Items listed in a dataset
## Begin
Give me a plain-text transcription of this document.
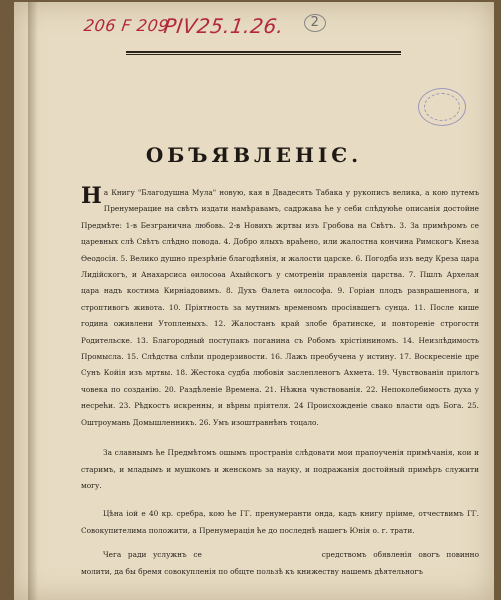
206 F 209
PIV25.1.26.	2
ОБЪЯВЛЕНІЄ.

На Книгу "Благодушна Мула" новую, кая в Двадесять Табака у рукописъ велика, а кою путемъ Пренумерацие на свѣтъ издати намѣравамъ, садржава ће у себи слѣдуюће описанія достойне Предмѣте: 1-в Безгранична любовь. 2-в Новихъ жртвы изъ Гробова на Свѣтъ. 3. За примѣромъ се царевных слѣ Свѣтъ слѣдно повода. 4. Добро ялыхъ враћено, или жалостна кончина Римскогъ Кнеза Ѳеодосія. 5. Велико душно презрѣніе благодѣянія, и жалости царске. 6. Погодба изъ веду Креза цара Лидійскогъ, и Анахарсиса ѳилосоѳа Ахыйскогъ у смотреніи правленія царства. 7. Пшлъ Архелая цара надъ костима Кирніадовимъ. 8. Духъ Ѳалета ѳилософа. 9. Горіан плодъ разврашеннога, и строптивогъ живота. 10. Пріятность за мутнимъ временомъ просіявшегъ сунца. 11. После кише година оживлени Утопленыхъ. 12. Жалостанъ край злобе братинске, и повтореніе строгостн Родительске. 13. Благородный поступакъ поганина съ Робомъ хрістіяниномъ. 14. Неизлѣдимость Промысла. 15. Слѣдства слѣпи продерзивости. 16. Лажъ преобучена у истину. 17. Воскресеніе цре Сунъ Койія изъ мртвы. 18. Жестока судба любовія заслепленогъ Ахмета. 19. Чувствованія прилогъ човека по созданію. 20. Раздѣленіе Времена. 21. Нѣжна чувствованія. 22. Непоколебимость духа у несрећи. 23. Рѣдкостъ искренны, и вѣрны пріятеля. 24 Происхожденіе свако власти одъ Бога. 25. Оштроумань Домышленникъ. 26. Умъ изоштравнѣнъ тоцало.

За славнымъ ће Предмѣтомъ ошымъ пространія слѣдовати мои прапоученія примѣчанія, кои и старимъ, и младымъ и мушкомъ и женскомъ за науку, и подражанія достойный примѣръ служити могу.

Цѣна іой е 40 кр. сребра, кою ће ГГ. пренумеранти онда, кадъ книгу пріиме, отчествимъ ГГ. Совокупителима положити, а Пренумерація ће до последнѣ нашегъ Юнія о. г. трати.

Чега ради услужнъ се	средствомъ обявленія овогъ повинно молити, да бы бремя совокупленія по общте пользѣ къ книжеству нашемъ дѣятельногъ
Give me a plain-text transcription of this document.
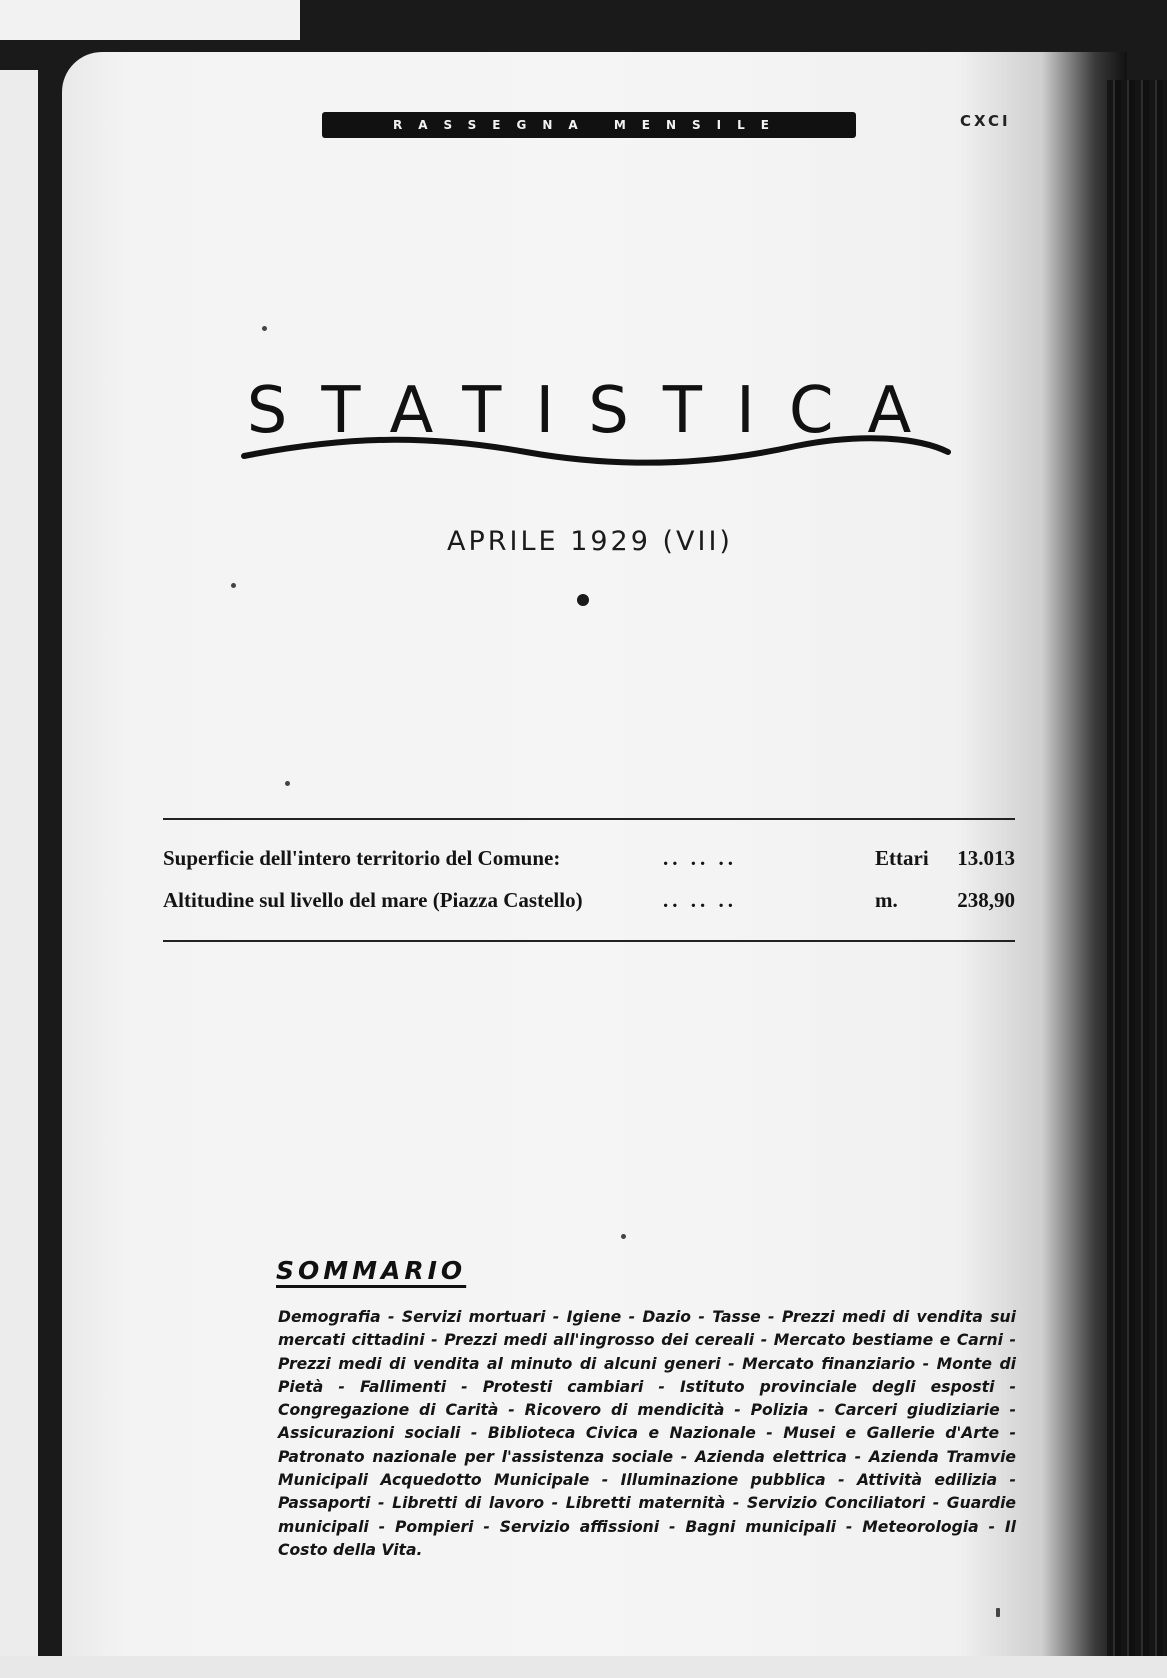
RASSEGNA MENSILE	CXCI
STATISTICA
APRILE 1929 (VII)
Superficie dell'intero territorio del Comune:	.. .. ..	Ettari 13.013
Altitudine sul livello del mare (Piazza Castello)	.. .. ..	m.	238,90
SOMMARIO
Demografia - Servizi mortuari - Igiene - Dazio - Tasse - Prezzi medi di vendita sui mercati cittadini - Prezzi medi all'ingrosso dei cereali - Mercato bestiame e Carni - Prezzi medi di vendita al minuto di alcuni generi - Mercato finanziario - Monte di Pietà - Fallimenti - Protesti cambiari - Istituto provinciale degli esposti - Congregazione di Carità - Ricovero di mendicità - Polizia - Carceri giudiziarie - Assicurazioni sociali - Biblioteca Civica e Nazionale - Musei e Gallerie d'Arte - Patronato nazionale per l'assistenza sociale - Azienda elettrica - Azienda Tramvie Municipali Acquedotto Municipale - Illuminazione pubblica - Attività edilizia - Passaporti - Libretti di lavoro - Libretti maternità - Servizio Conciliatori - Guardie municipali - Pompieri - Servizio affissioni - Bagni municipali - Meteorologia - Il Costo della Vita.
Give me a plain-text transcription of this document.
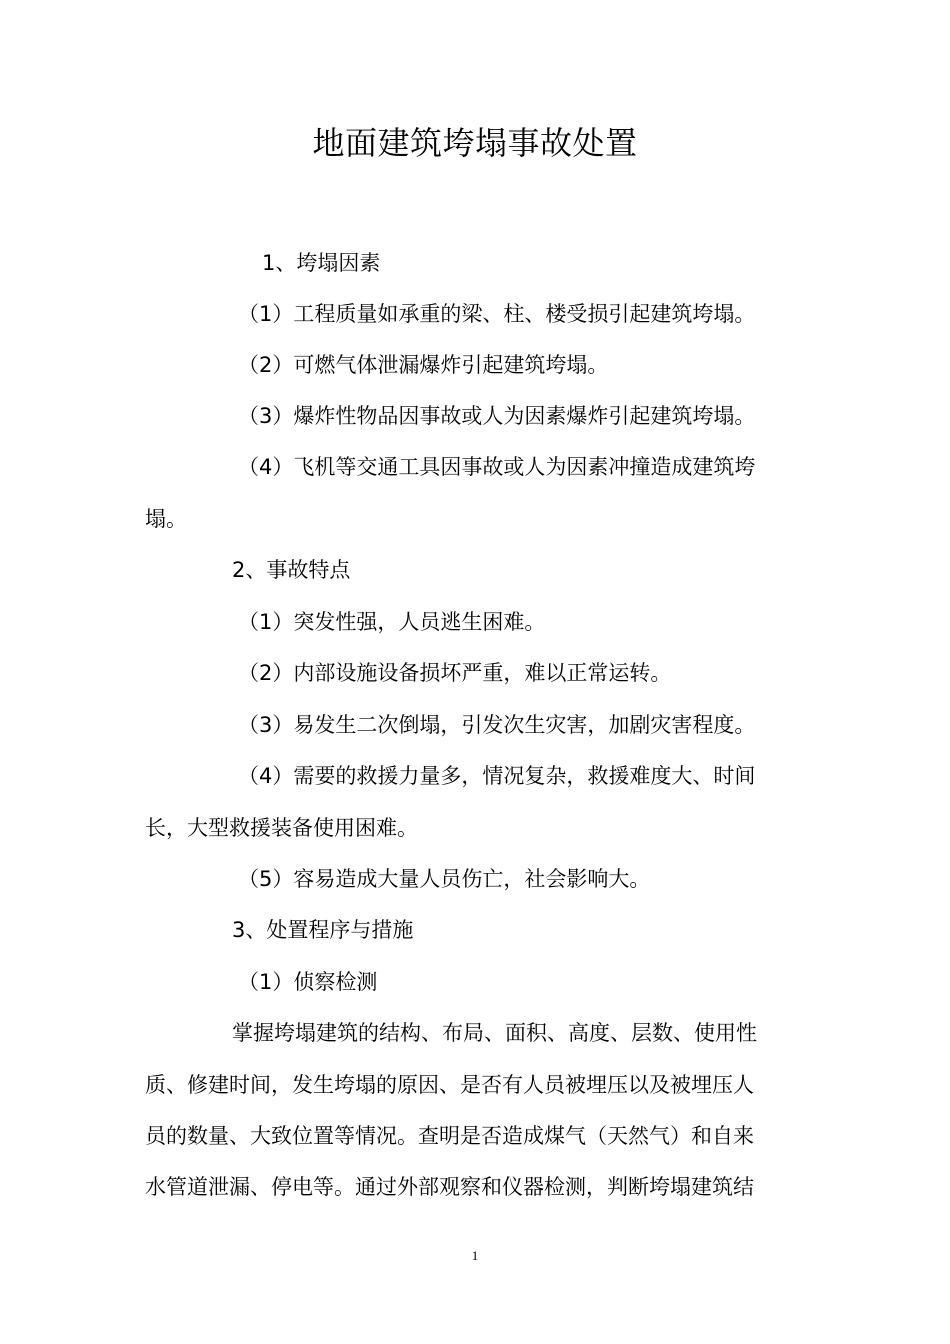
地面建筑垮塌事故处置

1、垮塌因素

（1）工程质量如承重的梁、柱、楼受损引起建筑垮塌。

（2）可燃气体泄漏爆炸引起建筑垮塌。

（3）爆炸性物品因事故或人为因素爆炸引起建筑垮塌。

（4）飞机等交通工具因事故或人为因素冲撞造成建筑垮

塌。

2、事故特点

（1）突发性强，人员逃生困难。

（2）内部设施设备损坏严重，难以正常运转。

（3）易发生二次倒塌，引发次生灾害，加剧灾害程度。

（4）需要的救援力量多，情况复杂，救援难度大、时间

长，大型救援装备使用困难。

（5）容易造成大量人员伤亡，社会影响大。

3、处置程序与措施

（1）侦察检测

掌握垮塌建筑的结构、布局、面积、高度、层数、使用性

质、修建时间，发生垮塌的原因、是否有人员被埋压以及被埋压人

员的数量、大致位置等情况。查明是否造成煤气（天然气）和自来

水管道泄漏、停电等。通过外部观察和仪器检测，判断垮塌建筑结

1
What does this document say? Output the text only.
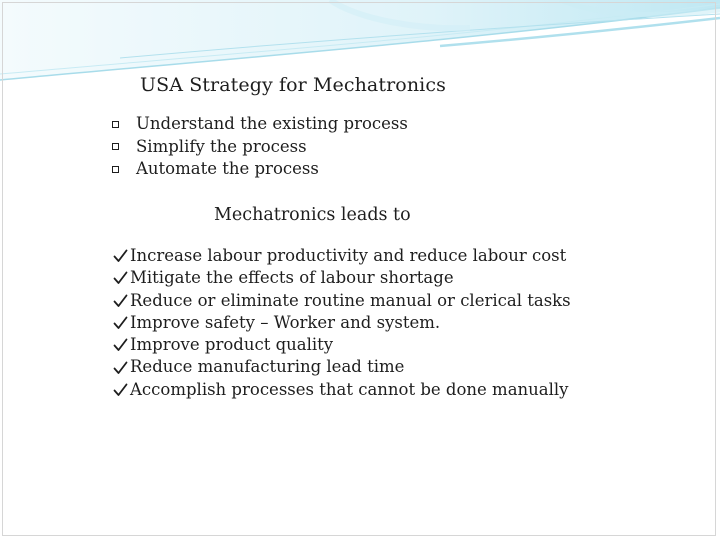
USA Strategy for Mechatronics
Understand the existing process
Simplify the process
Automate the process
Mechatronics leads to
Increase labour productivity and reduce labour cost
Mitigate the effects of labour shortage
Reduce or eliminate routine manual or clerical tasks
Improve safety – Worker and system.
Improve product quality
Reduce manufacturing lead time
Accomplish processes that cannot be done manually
## End
- Exercise goal
Find the lines of the material that hold the word "labour" and report their count alone.

- Answer in full
2